To Oscar Isaac and Rachel Brosnahan, The Sign in Sidney Brustein’s Window Is About the Pitfalls of White Allyship | Playbill

Special Features To Oscar Isaac and Rachel Brosnahan, The Sign in Sidney Brustein’s Window Is About the Pitfalls of White Allyship

The pair star in the second Broadway revival of Lorraine Hansberry's play at the James Earl Jones Theatre.

Oscar Isaac and Rachel Brosnahan Heather Gershonowitz

Lorraine Hansberry died just three months after The Sign in Sidney Brustein's Window began its debut on Broadway in 1964. But even in her last days, she was revising the script from her sick bed based on notes brought over from the theatre. The work, in some ways, can be considered unfinished—Hansberry faced so many challenges in its final stages. That’s one of the reasons it’s not as well-known as her A Raisin in the Sun. But it doesn't mean the play isn't as challenging or provocative; while Raisin is about a Black family navigating a racist America, The Sign in Sidney Brustein's Window is about whiteness.

The work is now receiving its second Broadway revival (its first in 1972 only had nine previews and five performances) at the James Earl Jones Theatre. Opening April 27, the production transferred from the Brooklyn Academy of Music where it ran February 4-March 19. Rachel Brosnahan (The Marvelous Mrs. Maisel) and Oscar Isaac (Star Wars) have transferred with the production, along with the complete company. “In some ways, I feel like I'm approaching it like a musician. There's this beautiful, forgotten Bach piece. We get to sharpen up our instruments, go out and play the piece for people so they can hear it,” Isaac shares about his experience working on the play. “I think that's part of the excitement about playing it."

Brosnahan and Isaac play a married couple living a Bohemian life in 1960s Greenwich Village. Brosnahan plays Iris, a struggling actress, while Isaac is Sidney, a struggling intellectual. The question is: Can the marriage survive their barbed words and the pressure of Sidney’s progressive ideals? Despite being written nearly six decades ago, Hansberry’s incisive look into the progressive political movements and dynamics of marriage “feels modern,” as Brosnahan puts it: “It’s a conversation about dominantly white intellectuals, the new wave of a progressive movement, and a new wave of feminism that was happening in the 1960s. But all those same conversations feel like [the ones] we’re having today.”

Adds Isaac: “It’s speaking to people that feel a bit disenfranchised by the whole political game.” He also calls the play Hansberry’s “call to care.” As he astutely points out, there’s an exhaustion in those who are politically and socially active over the long haul, a trial which his character Sidney faces. For the actor, the play is asking, “How do you continue to care, to stay engaged—even when you don’t know the right answer, even when you don’t know what to do?” These core explorations appear alongside Hansberry calling out the fallible white allies who still need to learn, to grow, and to recommit themselves to the cause.

These are questions audience will be faced with in real time as they get to know Sidney, whose progressivism is marred by male chauvinism and the use of homophobic slurs. Isaac finds him ultimately redeemable, saying, “He’s trying, and he cares.” To the actor, Hansberry delivers a complex look at an ally who still has work to do. “I think that’s part of the beauty of what she’s writing about; she’s not allowing any easy judgments,” Isaac shares. “She reveals a bursting humanity. It’s complicated, it’s ugly, and it’s very, very alive.” In his opinion, so often one’s faults (and problematic opinions) become the end of the conversation today, but Hansberry refuses for that to be the case in The Sign in Sidney Brustein’s Window. The conversation must continue. There’s no such thing as cancellation in Hansberry’s world.

▶ Records provided:
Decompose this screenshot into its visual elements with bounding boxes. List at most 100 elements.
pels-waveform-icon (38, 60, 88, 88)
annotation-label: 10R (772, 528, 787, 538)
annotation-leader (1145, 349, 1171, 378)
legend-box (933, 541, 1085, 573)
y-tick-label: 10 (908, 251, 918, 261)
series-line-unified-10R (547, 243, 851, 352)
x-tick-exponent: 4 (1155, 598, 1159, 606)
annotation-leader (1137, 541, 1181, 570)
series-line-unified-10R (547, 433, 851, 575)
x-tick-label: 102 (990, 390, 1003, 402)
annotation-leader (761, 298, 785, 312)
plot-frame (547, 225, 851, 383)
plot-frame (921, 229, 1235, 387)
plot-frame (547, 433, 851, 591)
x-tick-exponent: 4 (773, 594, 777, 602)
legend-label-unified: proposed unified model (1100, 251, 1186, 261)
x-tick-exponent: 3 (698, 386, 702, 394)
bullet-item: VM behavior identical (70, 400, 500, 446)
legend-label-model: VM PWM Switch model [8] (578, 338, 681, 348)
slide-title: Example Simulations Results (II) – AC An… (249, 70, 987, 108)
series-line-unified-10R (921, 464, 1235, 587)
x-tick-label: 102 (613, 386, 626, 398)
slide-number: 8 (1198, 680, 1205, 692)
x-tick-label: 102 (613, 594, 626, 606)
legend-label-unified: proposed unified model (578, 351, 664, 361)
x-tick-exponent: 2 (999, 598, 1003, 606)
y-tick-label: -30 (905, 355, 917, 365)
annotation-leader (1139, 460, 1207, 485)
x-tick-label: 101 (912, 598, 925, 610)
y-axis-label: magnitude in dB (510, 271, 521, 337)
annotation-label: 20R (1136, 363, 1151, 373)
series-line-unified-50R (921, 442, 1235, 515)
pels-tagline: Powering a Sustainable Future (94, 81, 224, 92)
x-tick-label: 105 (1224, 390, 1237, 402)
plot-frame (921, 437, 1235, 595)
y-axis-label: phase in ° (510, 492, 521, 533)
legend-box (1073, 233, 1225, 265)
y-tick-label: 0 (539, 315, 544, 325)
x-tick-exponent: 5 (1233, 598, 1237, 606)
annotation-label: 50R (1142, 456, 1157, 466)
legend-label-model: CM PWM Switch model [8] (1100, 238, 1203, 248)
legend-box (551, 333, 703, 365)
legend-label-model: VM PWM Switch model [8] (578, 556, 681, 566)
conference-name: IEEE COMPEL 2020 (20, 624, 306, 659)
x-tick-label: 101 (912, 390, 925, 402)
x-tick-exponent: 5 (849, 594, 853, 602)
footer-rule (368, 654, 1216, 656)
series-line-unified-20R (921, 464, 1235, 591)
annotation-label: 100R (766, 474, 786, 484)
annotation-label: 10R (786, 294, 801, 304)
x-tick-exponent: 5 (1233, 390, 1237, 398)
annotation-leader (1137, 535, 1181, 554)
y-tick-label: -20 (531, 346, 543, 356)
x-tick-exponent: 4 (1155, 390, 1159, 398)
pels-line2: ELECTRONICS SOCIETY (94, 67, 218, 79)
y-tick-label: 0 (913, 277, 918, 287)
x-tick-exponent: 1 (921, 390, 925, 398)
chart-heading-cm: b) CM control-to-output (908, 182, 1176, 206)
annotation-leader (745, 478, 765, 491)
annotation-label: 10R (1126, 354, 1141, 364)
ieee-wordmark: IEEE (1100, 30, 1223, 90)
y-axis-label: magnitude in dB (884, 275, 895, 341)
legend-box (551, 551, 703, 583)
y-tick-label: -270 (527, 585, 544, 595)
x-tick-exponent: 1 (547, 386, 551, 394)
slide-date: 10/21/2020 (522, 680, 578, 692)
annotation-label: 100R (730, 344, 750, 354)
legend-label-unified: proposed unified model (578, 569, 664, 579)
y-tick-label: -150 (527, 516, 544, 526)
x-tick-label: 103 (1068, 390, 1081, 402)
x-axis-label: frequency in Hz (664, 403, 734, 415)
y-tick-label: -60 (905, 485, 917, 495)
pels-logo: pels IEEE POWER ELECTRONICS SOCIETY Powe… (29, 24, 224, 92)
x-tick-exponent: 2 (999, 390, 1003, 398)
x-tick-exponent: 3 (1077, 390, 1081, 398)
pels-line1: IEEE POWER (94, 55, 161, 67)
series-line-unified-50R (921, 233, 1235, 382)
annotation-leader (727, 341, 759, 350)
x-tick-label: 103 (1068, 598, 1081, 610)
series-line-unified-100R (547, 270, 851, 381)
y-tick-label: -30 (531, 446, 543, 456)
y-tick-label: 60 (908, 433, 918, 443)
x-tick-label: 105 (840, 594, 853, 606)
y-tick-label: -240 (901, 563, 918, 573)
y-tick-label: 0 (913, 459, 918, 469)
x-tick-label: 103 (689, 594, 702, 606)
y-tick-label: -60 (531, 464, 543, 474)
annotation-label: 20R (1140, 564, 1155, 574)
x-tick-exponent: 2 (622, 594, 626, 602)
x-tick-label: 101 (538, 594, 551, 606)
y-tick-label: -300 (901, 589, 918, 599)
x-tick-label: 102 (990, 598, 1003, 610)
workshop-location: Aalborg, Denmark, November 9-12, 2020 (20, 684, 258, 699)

▶ Do this: Copy the passage of the article on the Broadway revival starting at "Special Features To" and ending after "play at the James Earl Jones Theatre.", switching "James Earl Jones Theatre" to "Brooklyn Academy of Music". The items have nothing to do with the article.

▶ Final answer:
Special Features To Oscar Isaac and Rachel Brosnahan, The Sign in Sidney Brustein’s Window Is About the Pitfalls of White Allyship

The pair star in the second Broadway revival of Lorraine Hansberry's play at the Brooklyn Academy of Music.